::: ページ :::

地中熱交換には主に3つの方式
需給の温度差に注目し設置
横浜企業経営支援財団は6月17日、第2回横浜地中熱研究会を開催した。テーマは「地中熱ヒートポンプシステムの構成とシステム設計」(三菱マテリアルテクノ資源・環境・エネルギー事業部ドリリング部、石上孝氏)と、「地中熱利用技術を含むサステナブル建築の先導事例」(慶應義塾大学理工学部システムデザイン工学科、伊香賀俊治教授)。
■地中熱のCOPは4~5
石上氏はシステム設計と地中熱ヒートポンプの原理について解説した。地中熱は年間を通して一定しているため、夏冬で大きな温度差のある空気熱より効率的に熱交換できると説明し、たとえば、エネルギー消費効率を示すCOP(成績係数)で暖房をみると、電気ヒーターを1とした場合エアコンは3~4。これに対して地中熱は4~5となるとした。
また、地中熱交換器から供給する熱と、空調機などで必要とする熱の温度差が小さければ小さいほど、冷媒の圧縮と膨圧を最小限に抑えられるため、ヒートポンプの電力消費量を少なくできるという。システム設計はこれに注目し、夏場の空調、床暖房、温水プールなど地中熱と温度の差の少ない2次側の利用を考えることが大切とした。

:::

§ **作業内容**
1. 地中熱の記事では、暖房時のCOPは地中熱の場合いくつとされていますか。
2. 地中熱の記事を2文で要約してください。
これらの記録は別の出典から取られたものです。

::: 提供データ :::

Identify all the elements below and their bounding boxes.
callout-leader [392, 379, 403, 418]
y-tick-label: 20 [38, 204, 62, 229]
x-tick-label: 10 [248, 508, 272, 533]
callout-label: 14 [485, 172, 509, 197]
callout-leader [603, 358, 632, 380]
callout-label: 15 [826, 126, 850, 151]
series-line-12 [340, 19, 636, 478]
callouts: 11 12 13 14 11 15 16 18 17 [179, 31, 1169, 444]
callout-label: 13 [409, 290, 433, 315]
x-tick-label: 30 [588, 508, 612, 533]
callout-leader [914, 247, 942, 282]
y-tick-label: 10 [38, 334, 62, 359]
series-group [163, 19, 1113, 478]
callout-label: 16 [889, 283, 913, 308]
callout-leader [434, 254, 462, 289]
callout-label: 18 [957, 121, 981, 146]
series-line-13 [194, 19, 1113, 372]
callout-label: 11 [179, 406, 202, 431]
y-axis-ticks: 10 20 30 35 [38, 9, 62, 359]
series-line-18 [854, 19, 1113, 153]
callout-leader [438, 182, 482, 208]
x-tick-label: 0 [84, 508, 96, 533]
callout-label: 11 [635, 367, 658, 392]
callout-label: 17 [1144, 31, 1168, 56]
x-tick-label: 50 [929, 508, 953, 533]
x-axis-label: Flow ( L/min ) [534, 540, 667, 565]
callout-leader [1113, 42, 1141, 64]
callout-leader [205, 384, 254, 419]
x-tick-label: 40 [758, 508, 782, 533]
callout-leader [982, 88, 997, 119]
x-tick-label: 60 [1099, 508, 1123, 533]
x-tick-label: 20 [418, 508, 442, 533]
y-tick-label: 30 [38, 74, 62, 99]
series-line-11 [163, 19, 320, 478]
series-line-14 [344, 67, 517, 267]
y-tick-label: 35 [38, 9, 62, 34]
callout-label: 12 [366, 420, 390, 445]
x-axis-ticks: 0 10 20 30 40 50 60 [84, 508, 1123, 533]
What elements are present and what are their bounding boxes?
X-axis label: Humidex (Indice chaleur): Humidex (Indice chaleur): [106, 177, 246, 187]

:::

§ **解答**
1. 4~5です。

2. 横浜企業経営支援財団は6月17日に第2回横浜地中熱研究会を開催し、地中熱ヒートポンプシステムの構成とシステム設計などをテーマに講演が行われた。石上孝氏は、地中熱は年間を通して一定しているため空気熱より効率的に熱交換できると説明し、システム設計では地中熱と温度の差の少ない2次側の利用を考えることが大切だとした。